>> BEGIN

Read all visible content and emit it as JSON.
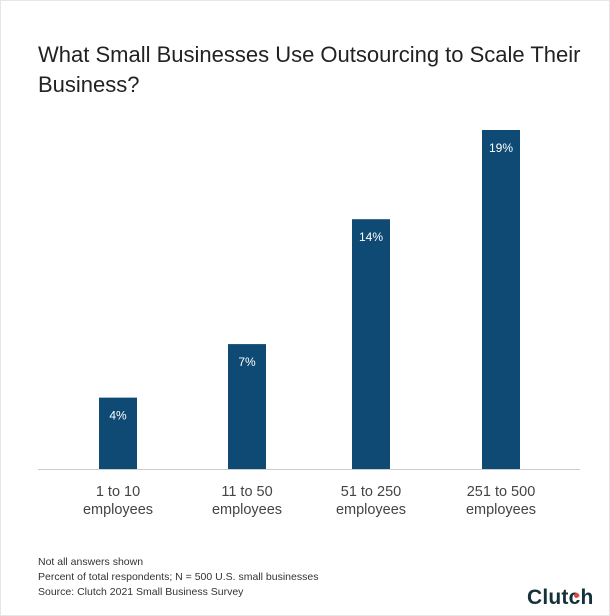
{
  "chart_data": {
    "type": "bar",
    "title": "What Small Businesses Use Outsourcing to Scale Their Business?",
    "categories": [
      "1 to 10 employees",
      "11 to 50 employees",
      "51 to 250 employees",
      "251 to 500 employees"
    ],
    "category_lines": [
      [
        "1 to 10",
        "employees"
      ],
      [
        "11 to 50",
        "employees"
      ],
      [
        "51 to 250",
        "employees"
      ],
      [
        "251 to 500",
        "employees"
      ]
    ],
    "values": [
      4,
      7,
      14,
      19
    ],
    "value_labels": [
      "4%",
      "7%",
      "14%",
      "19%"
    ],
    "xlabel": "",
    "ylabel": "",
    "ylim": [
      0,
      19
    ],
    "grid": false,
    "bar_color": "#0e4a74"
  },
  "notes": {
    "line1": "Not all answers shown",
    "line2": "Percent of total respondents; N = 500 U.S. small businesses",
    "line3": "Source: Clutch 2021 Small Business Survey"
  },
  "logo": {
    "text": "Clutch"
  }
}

>> END
>> BEGIN

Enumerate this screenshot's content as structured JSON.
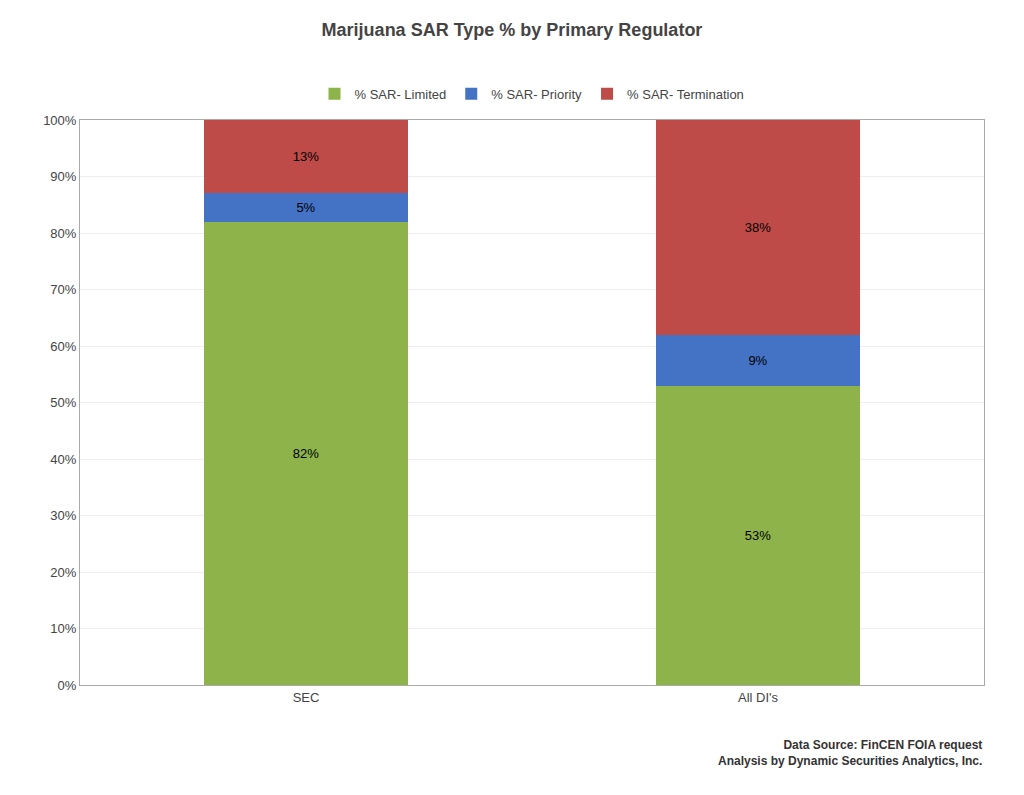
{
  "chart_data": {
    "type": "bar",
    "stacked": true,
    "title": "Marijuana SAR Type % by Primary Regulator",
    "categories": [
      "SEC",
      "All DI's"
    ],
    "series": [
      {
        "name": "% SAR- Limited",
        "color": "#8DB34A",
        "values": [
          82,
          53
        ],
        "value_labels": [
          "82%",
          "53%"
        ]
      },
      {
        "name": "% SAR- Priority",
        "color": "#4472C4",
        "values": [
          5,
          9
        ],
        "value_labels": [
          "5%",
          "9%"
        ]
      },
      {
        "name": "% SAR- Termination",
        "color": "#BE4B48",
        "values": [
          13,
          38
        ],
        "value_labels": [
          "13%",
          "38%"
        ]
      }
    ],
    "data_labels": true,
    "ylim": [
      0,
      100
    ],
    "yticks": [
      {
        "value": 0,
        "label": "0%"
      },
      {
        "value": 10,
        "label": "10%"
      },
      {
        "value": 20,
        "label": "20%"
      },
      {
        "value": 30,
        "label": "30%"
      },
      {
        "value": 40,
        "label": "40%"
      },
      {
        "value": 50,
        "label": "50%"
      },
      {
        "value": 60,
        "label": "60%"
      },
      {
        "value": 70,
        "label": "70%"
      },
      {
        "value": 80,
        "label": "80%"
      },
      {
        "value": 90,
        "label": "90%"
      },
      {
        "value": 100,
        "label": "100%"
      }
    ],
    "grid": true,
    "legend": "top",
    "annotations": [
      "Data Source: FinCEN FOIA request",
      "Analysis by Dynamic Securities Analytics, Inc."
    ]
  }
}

>> END

Given task - For this exercise, gather every line of the data that contains the word "Clutch".

Correct output -
    "line3": "Source: Clutch 2021 Small Business Survey"
    "text": "Clutch"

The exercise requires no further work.